■ EXERCISE: Return each entry exactly, omitting nothing.

■ Stored data:

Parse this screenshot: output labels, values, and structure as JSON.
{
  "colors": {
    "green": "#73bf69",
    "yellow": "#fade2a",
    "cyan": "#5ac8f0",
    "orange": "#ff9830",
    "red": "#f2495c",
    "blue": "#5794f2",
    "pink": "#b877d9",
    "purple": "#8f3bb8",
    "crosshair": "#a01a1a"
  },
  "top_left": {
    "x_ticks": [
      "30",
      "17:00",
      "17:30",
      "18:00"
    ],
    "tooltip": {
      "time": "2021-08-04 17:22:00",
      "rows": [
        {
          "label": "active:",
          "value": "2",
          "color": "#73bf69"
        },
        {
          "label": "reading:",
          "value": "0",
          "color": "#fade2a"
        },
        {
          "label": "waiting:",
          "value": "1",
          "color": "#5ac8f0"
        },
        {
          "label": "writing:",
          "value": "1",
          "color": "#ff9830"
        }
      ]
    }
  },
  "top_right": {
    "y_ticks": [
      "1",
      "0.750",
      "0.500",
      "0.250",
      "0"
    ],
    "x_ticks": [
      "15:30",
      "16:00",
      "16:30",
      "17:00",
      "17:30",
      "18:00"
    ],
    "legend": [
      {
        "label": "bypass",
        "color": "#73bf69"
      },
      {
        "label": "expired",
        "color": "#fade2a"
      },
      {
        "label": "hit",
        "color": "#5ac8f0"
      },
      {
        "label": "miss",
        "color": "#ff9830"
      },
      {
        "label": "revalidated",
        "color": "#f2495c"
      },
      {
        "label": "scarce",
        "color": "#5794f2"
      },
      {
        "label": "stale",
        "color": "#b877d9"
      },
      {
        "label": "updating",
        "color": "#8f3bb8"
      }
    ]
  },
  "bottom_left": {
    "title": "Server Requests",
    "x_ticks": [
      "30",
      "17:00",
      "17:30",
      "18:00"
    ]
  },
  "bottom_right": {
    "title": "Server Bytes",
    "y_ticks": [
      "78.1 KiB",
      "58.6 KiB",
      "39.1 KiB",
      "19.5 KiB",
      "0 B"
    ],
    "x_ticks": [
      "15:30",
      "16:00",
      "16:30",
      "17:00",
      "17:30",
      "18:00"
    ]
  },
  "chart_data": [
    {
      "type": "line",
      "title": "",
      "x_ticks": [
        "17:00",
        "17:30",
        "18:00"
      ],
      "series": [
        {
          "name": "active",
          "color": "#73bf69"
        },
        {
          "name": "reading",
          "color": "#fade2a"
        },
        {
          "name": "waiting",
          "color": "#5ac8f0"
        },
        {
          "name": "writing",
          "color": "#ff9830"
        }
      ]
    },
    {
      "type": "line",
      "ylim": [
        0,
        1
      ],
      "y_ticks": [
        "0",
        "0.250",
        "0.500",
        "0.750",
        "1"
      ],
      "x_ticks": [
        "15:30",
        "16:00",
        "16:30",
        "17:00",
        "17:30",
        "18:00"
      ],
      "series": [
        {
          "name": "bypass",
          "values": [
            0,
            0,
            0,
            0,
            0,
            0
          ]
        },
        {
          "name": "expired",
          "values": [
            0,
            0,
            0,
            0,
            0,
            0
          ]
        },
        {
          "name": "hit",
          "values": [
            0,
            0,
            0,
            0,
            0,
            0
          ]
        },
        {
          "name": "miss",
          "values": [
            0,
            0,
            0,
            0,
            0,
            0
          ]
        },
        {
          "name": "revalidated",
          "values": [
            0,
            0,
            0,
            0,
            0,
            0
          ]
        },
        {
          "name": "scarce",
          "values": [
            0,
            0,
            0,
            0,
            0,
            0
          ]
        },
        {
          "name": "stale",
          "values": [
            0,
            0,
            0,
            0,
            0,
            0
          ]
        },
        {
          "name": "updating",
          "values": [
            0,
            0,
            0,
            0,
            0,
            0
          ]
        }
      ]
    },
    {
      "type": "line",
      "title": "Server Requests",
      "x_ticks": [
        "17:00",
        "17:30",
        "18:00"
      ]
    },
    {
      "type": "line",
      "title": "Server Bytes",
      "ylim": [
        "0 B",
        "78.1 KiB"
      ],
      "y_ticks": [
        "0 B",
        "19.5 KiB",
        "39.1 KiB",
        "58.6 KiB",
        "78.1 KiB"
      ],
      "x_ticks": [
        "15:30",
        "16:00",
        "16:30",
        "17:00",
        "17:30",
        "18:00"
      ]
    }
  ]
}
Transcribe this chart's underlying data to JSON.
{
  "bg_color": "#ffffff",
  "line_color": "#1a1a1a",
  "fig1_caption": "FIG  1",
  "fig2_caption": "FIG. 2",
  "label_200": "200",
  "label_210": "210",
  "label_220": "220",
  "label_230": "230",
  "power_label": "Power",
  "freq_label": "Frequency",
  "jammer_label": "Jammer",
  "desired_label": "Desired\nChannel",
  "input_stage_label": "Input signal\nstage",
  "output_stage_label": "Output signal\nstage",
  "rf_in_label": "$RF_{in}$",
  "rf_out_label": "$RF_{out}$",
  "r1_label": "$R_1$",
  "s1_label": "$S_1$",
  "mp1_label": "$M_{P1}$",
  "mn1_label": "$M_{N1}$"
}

■ TASK OUTPUT:
Parse this screenshot: output labels, values, and structure as JSON.
{
  "colors": {
    "green": "#73bf69",
    "yellow": "#fade2a",
    "cyan": "#5ac8f0",
    "orange": "#ff9830",
    "red": "#f2495c",
    "blue": "#5794f2",
    "pink": "#b877d9",
    "purple": "#8f3bb8",
    "crosshair": "#a01a1a"
  },
  "top_left": {
    "x_ticks": [
      "30",
      "17:00",
      "17:30",
      "18:00"
    ],
    "tooltip": {
      "time": "2021-08-04 17:22:00",
      "rows": [
        {
          "label": "active:",
          "value": "2",
          "color": "#73bf69"
        },
        {
          "label": "reading:",
          "value": "0",
          "color": "#fade2a"
        },
        {
          "label": "waiting:",
          "value": "1",
          "color": "#5ac8f0"
        },
        {
          "label": "writing:",
          "value": "1",
          "color": "#ff9830"
        }
      ]
    }
  },
  "top_right": {
    "y_ticks": [
      "1",
      "0.750",
      "0.500",
      "0.250",
      "0"
    ],
    "x_ticks": [
      "15:30",
      "16:00",
      "16:30",
      "17:00",
      "17:30",
      "18:00"
    ],
    "legend": [
      {
        "label": "bypass",
        "color": "#73bf69"
      },
      {
        "label": "expired",
        "color": "#fade2a"
      },
      {
        "label": "hit",
        "color": "#5ac8f0"
      },
      {
        "label": "miss",
        "color": "#ff9830"
      },
      {
        "label": "revalidated",
        "color": "#f2495c"
      },
      {
        "label": "scarce",
        "color": "#5794f2"
      },
      {
        "label": "stale",
        "color": "#b877d9"
      },
      {
        "label": "updating",
        "color": "#8f3bb8"
      }
    ]
  },
  "bottom_left": {
    "title": "Server Requests",
    "x_ticks": [
      "30",
      "17:00",
      "17:30",
      "18:00"
    ]
  },
  "bottom_right": {
    "title": "Server Bytes",
    "y_ticks": [
      "78.1 KiB",
      "58.6 KiB",
      "39.1 KiB",
      "19.5 KiB",
      "0 B"
    ],
    "x_ticks": [
      "15:30",
      "16:00",
      "16:30",
      "17:00",
      "17:30",
      "18:00"
    ]
  },
  "chart_data": [
    {
      "type": "line",
      "title": "",
      "x_ticks": [
        "17:00",
        "17:30",
        "18:00"
      ],
      "series": [
        {
          "name": "active",
          "color": "#73bf69"
        },
        {
          "name": "reading",
          "color": "#fade2a"
        },
        {
          "name": "waiting",
          "color": "#5ac8f0"
        },
        {
          "name": "writing",
          "color": "#ff9830"
        }
      ]
    },
    {
      "type": "line",
      "ylim": [
        0,
        1
      ],
      "y_ticks": [
        "0",
        "0.250",
        "0.500",
        "0.750",
        "1"
      ],
      "x_ticks": [
        "15:30",
        "16:00",
        "16:30",
        "17:00",
        "17:30",
        "18:00"
      ],
      "series": [
        {
          "name": "bypass",
          "values": [
            0,
            0,
            0,
            0,
            0,
            0
          ]
        },
        {
          "name": "expired",
          "values": [
            0,
            0,
            0,
            0,
            0,
            0
          ]
        },
        {
          "name": "hit",
          "values": [
            0,
            0,
            0,
            0,
            0,
            0
          ]
        },
        {
          "name": "miss",
          "values": [
            0,
            0,
            0,
            0,
            0,
            0
          ]
        },
        {
          "name": "revalidated",
          "values": [
            0,
            0,
            0,
            0,
            0,
            0
          ]
        },
        {
          "name": "scarce",
          "values": [
            0,
            0,
            0,
            0,
            0,
            0
          ]
        },
        {
          "name": "stale",
          "values": [
            0,
            0,
            0,
            0,
            0,
            0
          ]
        },
        {
          "name": "updating",
          "values": [
            0,
            0,
            0,
            0,
            0,
            0
          ]
        }
      ]
    },
    {
      "type": "line",
      "title": "Server Requests",
      "x_ticks": [
        "17:00",
        "17:30",
        "18:00"
      ]
    },
    {
      "type": "line",
      "title": "Server Bytes",
      "ylim": [
        "0 B",
        "78.1 KiB"
      ],
      "y_ticks": [
        "0 B",
        "19.5 KiB",
        "39.1 KiB",
        "58.6 KiB",
        "78.1 KiB"
      ],
      "x_ticks": [
        "15:30",
        "16:00",
        "16:30",
        "17:00",
        "17:30",
        "18:00"
      ]
    }
  ]
}
Transcribe this chart's underlying data to JSON.
{
  "bg_color": "#ffffff",
  "line_color": "#1a1a1a",
  "fig1_caption": "FIG  1",
  "fig2_caption": "FIG. 2",
  "label_200": "200",
  "label_210": "210",
  "label_220": "220",
  "label_230": "230",
  "power_label": "Power",
  "freq_label": "Frequency",
  "jammer_label": "Jammer",
  "desired_label": "Desired\nChannel",
  "input_stage_label": "Input signal\nstage",
  "output_stage_label": "Output signal\nstage",
  "rf_in_label": "$RF_{in}$",
  "rf_out_label": "$RF_{out}$",
  "r1_label": "$R_1$",
  "s1_label": "$S_1$",
  "mp1_label": "$M_{P1}$",
  "mn1_label": "$M_{N1}$"
}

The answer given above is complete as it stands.